=== WHAT THE TASK ASKS ===
Word for word, restate every line of the material.
>> BEGIN DATA LINES
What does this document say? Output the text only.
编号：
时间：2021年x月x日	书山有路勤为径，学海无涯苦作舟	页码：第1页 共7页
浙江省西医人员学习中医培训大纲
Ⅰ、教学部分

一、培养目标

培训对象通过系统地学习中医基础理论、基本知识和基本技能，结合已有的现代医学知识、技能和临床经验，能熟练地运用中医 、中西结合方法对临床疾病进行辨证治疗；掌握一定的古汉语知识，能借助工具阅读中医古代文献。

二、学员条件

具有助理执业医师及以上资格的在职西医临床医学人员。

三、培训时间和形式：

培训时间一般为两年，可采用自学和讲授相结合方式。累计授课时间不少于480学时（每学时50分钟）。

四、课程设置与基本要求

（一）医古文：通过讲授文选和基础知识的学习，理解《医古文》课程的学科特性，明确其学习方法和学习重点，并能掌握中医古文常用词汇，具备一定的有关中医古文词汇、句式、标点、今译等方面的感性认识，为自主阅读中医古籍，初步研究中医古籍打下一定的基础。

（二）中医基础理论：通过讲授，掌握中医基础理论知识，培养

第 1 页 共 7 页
>> END DATA LINES
=== ANSWER TO THIS EXERCISE ===
What does this document say? Output the text only.
编号：
时间：2021年x月x日	书山有路勤为径，学海无涯苦作舟	页码：第1页 共7页
浙江省西医人员学习中医培训大纲
Ⅰ、教学部分

一、培养目标

培训对象通过系统地学习中医基础理论、基本知识和基本技能，结合已有的现代医学知识、技能和临床经验，能熟练地运用中医 、中西结合方法对临床疾病进行辨证治疗；掌握一定的古汉语知识，能借助工具阅读中医古代文献。

二、学员条件

具有助理执业医师及以上资格的在职西医临床医学人员。

三、培训时间和形式：

培训时间一般为两年，可采用自学和讲授相结合方式。累计授课时间不少于480学时（每学时50分钟）。

四、课程设置与基本要求

（一）医古文：通过讲授文选和基础知识的学习，理解《医古文》课程的学科特性，明确其学习方法和学习重点，并能掌握中医古文常用词汇，具备一定的有关中医古文词汇、句式、标点、今译等方面的感性认识，为自主阅读中医古籍，初步研究中医古籍打下一定的基础。

（二）中医基础理论：通过讲授，掌握中医基础理论知识，培养

第 1 页 共 7 页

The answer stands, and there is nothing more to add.